▸ Material
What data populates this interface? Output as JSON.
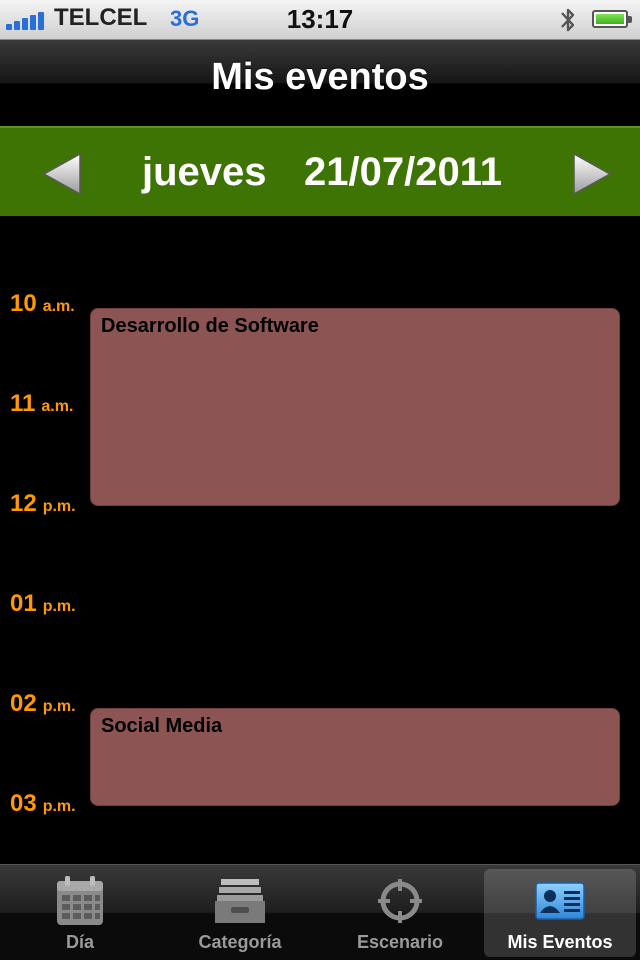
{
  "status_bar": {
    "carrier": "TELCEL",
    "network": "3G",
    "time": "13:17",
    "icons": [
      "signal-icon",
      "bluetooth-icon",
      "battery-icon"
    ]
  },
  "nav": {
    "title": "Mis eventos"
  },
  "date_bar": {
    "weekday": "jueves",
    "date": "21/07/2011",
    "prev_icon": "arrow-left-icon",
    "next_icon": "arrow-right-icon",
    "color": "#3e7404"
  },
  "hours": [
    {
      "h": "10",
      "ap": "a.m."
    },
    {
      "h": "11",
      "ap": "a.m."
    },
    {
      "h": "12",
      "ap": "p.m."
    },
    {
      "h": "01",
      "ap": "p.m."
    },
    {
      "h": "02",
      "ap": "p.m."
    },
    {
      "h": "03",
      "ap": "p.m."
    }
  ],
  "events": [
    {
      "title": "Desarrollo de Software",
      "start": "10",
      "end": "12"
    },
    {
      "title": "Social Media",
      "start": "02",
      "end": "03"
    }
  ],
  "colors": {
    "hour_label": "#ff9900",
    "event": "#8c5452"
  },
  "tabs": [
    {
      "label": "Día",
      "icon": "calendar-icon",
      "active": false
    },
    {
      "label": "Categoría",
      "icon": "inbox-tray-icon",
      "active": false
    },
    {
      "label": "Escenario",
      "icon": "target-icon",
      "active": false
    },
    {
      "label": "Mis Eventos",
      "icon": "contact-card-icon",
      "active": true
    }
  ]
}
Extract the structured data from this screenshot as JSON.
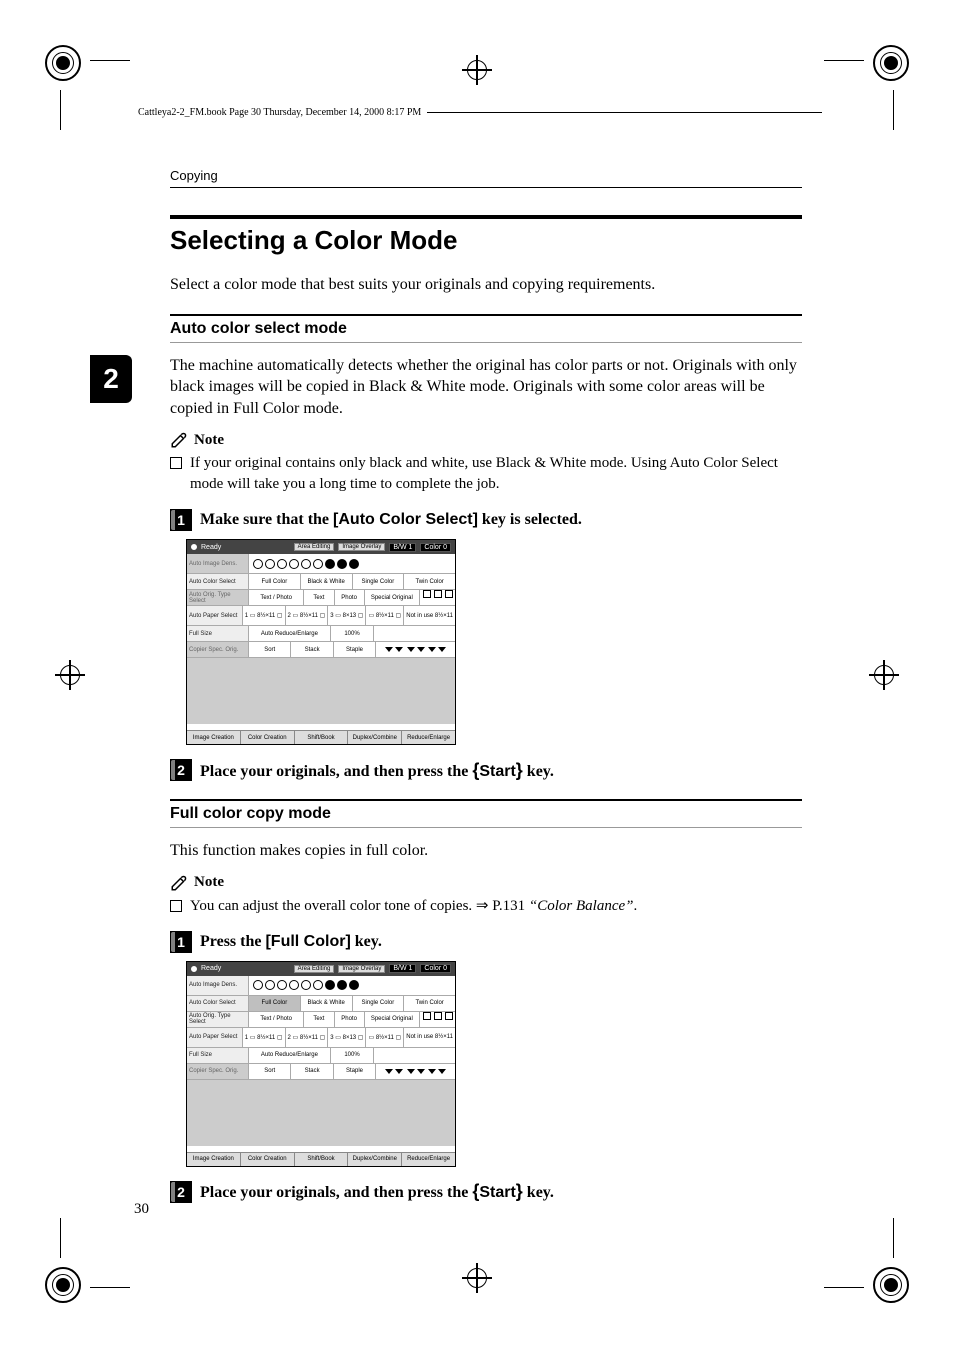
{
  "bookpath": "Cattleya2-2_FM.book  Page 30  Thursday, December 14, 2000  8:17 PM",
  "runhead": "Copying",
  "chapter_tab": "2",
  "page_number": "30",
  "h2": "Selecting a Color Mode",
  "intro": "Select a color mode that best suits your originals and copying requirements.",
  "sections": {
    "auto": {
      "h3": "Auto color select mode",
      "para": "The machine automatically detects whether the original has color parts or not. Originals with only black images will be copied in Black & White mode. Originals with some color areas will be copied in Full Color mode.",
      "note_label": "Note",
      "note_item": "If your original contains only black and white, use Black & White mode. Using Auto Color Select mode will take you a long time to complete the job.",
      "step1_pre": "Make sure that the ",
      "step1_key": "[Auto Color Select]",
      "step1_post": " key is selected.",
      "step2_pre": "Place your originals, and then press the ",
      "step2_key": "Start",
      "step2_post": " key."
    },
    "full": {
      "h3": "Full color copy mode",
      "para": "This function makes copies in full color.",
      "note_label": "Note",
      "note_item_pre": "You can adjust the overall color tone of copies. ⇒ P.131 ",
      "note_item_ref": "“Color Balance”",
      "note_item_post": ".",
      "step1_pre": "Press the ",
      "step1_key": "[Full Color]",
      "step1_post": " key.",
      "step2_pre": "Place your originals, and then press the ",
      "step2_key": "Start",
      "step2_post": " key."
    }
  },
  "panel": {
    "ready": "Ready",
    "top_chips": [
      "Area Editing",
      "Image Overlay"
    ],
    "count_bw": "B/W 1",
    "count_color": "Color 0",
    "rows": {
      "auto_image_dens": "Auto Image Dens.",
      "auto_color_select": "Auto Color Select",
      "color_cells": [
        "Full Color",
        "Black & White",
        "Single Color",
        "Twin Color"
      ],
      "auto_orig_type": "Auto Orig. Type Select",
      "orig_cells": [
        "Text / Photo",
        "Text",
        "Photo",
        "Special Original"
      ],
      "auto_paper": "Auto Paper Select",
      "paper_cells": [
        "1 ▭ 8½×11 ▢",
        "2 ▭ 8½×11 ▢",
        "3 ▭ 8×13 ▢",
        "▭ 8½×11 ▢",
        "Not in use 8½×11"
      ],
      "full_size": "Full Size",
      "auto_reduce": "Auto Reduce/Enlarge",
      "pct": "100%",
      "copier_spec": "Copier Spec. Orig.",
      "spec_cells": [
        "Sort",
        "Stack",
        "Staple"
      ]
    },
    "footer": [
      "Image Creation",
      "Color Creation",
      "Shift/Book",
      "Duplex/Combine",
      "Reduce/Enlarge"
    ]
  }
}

▸ What is being asked
Copy out each record shown above without alteration, skipping any picture.

▸ Output of the task
What data populates this interface? Output as JSON.
{
  "status_bar": {
    "carrier": "TELCEL",
    "network": "3G",
    "time": "13:17",
    "icons": [
      "signal-icon",
      "bluetooth-icon",
      "battery-icon"
    ]
  },
  "nav": {
    "title": "Mis eventos"
  },
  "date_bar": {
    "weekday": "jueves",
    "date": "21/07/2011",
    "prev_icon": "arrow-left-icon",
    "next_icon": "arrow-right-icon",
    "color": "#3e7404"
  },
  "hours": [
    {
      "h": "10",
      "ap": "a.m."
    },
    {
      "h": "11",
      "ap": "a.m."
    },
    {
      "h": "12",
      "ap": "p.m."
    },
    {
      "h": "01",
      "ap": "p.m."
    },
    {
      "h": "02",
      "ap": "p.m."
    },
    {
      "h": "03",
      "ap": "p.m."
    }
  ],
  "events": [
    {
      "title": "Desarrollo de Software",
      "start": "10",
      "end": "12"
    },
    {
      "title": "Social Media",
      "start": "02",
      "end": "03"
    }
  ],
  "colors": {
    "hour_label": "#ff9900",
    "event": "#8c5452"
  },
  "tabs": [
    {
      "label": "Día",
      "icon": "calendar-icon",
      "active": false
    },
    {
      "label": "Categoría",
      "icon": "inbox-tray-icon",
      "active": false
    },
    {
      "label": "Escenario",
      "icon": "target-icon",
      "active": false
    },
    {
      "label": "Mis Eventos",
      "icon": "contact-card-icon",
      "active": true
    }
  ]
}
Extract the structured data from this screenshot as JSON.
{
  "bookpath": "Cattleya2-2_FM.book  Page 30  Thursday, December 14, 2000  8:17 PM",
  "runhead": "Copying",
  "chapter_tab": "2",
  "page_number": "30",
  "h2": "Selecting a Color Mode",
  "intro": "Select a color mode that best suits your originals and copying requirements.",
  "sections": {
    "auto": {
      "h3": "Auto color select mode",
      "para": "The machine automatically detects whether the original has color parts or not. Originals with only black images will be copied in Black & White mode. Originals with some color areas will be copied in Full Color mode.",
      "note_label": "Note",
      "note_item": "If your original contains only black and white, use Black & White mode. Using Auto Color Select mode will take you a long time to complete the job.",
      "step1_pre": "Make sure that the ",
      "step1_key": "[Auto Color Select]",
      "step1_post": " key is selected.",
      "step2_pre": "Place your originals, and then press the ",
      "step2_key": "Start",
      "step2_post": " key."
    },
    "full": {
      "h3": "Full color copy mode",
      "para": "This function makes copies in full color.",
      "note_label": "Note",
      "note_item_pre": "You can adjust the overall color tone of copies. ⇒ P.131 ",
      "note_item_ref": "“Color Balance”",
      "note_item_post": ".",
      "step1_pre": "Press the ",
      "step1_key": "[Full Color]",
      "step1_post": " key.",
      "step2_pre": "Place your originals, and then press the ",
      "step2_key": "Start",
      "step2_post": " key."
    }
  },
  "panel": {
    "ready": "Ready",
    "top_chips": [
      "Area Editing",
      "Image Overlay"
    ],
    "count_bw": "B/W 1",
    "count_color": "Color 0",
    "rows": {
      "auto_image_dens": "Auto Image Dens.",
      "auto_color_select": "Auto Color Select",
      "color_cells": [
        "Full Color",
        "Black & White",
        "Single Color",
        "Twin Color"
      ],
      "auto_orig_type": "Auto Orig. Type Select",
      "orig_cells": [
        "Text / Photo",
        "Text",
        "Photo",
        "Special Original"
      ],
      "auto_paper": "Auto Paper Select",
      "paper_cells": [
        "1 ▭ 8½×11 ▢",
        "2 ▭ 8½×11 ▢",
        "3 ▭ 8×13 ▢",
        "▭ 8½×11 ▢",
        "Not in use 8½×11"
      ],
      "full_size": "Full Size",
      "auto_reduce": "Auto Reduce/Enlarge",
      "pct": "100%",
      "copier_spec": "Copier Spec. Orig.",
      "spec_cells": [
        "Sort",
        "Stack",
        "Staple"
      ]
    },
    "footer": [
      "Image Creation",
      "Color Creation",
      "Shift/Book",
      "Duplex/Combine",
      "Reduce/Enlarge"
    ]
  }
}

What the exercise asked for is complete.